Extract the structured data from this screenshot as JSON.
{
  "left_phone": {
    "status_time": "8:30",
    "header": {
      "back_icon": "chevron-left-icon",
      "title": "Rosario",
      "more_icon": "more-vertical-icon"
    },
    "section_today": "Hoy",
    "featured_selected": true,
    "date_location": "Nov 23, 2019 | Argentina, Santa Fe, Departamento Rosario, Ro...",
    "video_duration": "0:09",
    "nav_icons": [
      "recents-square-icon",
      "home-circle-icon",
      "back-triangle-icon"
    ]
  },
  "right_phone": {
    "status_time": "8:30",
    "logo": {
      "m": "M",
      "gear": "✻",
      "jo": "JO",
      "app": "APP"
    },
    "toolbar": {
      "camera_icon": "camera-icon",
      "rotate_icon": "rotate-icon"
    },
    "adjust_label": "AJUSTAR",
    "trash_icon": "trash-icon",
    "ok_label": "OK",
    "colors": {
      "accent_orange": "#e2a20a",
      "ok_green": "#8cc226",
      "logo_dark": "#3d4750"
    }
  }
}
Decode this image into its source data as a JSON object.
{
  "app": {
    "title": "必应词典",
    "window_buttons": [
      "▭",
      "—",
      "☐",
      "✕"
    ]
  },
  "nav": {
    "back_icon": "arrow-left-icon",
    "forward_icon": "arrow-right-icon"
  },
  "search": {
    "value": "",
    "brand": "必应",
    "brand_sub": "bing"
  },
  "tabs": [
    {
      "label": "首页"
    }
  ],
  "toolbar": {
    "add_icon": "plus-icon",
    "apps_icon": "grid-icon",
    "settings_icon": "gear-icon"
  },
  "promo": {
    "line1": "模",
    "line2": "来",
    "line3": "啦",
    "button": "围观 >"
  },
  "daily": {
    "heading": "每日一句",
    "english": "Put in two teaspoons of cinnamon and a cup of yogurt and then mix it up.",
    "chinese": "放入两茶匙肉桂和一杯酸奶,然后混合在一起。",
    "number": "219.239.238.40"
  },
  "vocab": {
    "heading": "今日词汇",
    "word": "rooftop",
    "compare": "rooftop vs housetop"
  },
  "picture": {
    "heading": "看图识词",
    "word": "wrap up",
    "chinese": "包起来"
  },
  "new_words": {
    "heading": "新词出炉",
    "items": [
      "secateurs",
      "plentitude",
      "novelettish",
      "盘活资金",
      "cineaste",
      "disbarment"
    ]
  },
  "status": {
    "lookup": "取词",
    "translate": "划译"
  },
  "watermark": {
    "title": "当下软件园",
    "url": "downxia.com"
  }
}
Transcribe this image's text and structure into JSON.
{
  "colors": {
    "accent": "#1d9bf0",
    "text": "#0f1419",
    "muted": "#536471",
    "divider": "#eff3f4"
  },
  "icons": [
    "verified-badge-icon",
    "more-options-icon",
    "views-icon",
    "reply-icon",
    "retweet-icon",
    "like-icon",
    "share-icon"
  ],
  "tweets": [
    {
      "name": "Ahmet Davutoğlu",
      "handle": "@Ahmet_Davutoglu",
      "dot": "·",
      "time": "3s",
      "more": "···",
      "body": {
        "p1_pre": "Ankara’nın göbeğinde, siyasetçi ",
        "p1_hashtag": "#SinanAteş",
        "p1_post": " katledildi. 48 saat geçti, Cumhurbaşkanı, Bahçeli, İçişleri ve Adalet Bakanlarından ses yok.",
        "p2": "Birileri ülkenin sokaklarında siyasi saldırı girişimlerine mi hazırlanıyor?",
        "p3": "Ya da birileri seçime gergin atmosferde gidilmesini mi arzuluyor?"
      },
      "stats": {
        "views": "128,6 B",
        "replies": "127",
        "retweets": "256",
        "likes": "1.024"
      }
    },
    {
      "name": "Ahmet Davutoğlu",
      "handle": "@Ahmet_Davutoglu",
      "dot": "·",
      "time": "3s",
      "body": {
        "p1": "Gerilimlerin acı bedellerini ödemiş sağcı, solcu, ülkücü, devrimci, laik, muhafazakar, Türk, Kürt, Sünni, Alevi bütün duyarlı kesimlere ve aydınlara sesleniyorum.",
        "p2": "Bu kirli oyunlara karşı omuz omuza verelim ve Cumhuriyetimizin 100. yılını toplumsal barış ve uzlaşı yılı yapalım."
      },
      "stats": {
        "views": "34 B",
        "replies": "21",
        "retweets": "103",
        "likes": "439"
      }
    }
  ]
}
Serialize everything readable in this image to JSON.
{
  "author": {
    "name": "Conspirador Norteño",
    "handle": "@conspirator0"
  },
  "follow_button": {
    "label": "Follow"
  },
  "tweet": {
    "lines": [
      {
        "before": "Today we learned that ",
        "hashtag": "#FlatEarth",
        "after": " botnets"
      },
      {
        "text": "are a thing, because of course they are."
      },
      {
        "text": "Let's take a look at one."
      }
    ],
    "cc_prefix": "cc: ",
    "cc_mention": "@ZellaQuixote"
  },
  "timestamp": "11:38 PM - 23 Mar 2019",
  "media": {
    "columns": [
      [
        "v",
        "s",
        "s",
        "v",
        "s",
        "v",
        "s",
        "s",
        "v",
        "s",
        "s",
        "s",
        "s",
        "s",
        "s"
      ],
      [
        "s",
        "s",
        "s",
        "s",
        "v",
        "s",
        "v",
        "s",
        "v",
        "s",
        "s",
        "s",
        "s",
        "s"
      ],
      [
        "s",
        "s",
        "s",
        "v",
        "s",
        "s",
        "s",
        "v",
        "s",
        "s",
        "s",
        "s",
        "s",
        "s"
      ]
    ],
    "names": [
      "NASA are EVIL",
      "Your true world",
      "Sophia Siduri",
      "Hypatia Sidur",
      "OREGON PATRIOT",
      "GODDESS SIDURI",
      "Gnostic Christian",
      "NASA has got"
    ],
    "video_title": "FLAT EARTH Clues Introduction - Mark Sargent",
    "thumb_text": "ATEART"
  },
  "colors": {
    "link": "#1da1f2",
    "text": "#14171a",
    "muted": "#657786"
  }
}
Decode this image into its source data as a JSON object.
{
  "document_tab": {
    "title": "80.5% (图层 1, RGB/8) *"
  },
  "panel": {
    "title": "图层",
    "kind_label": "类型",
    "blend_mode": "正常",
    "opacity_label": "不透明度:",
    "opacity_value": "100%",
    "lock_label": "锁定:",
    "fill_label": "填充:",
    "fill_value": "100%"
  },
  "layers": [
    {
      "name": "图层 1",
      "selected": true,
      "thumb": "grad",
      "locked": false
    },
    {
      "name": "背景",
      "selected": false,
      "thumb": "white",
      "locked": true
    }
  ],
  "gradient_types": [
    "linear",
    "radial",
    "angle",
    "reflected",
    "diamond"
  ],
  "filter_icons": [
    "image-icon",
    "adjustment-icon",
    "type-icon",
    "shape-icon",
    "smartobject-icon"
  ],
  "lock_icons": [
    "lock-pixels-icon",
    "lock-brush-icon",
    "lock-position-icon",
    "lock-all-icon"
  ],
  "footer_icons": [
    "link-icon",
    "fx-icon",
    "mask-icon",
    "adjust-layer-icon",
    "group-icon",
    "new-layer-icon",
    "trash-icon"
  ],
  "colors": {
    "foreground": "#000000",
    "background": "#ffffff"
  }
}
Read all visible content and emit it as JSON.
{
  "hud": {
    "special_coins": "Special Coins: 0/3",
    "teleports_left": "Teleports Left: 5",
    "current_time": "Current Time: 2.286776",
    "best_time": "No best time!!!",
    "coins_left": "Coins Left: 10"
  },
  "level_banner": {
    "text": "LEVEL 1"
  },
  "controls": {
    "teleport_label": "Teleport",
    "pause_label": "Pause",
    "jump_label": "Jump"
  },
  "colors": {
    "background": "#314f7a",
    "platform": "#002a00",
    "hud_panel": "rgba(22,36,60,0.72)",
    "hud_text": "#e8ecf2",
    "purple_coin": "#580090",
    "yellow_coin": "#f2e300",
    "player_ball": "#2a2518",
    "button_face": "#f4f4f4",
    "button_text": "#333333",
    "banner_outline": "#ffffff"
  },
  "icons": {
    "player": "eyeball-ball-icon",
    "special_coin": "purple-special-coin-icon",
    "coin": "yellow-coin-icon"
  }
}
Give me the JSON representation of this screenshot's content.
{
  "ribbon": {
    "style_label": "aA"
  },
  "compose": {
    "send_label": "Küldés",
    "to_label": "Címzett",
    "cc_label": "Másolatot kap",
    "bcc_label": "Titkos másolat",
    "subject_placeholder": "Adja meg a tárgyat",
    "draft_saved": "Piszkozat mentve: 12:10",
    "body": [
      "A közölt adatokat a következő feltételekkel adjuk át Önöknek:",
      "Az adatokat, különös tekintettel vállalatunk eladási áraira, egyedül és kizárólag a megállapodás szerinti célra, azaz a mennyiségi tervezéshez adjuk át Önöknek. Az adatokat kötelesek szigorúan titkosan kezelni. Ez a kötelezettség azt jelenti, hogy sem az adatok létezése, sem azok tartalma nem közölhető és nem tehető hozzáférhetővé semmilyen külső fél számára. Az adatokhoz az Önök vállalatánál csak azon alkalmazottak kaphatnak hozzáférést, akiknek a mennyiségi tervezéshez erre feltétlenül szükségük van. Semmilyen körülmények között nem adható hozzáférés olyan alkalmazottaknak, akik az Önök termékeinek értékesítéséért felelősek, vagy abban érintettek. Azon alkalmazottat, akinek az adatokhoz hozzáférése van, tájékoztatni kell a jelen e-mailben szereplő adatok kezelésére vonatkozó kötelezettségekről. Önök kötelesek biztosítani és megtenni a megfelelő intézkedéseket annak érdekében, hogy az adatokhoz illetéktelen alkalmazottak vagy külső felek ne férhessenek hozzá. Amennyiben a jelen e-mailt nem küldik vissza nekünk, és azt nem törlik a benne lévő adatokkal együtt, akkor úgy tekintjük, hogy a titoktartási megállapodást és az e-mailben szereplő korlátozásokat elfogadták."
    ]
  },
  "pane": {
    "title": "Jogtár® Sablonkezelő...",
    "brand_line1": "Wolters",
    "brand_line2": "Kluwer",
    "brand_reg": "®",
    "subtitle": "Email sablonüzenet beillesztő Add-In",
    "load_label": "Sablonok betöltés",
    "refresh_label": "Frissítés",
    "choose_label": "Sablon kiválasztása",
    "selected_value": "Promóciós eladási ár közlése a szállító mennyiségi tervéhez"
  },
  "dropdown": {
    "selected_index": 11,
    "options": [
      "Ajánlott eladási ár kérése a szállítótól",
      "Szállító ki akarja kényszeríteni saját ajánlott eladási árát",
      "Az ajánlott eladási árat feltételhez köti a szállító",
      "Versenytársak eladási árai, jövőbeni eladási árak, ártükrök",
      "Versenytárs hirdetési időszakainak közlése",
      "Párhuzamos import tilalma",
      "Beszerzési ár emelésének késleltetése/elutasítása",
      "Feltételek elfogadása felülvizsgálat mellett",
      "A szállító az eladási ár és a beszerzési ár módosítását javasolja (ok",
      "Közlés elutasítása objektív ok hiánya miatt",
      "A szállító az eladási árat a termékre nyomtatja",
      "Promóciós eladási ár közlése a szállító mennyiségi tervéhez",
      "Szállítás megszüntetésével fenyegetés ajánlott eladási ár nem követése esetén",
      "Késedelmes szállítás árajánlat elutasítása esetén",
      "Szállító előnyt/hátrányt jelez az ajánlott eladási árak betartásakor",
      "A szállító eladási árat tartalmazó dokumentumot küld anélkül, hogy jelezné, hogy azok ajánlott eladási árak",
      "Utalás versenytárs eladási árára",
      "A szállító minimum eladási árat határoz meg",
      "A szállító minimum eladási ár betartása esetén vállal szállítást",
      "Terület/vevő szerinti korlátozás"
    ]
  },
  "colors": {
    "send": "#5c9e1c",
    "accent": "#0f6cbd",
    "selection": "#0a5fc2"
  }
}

------------------------------------

_Exercise task:_ Whichever lines contain the string "JSON", select and copy them.

_Final result:_
Extract the structured data from this screenshot as JSON.
Decode this image into its source data as a JSON object.
Transcribe this image's text and structure into JSON.
Serialize everything readable in this image to JSON.
Decode this image into its source data as a JSON object.
Read all visible content and emit it as JSON.
Give me the JSON representation of this screenshot's content.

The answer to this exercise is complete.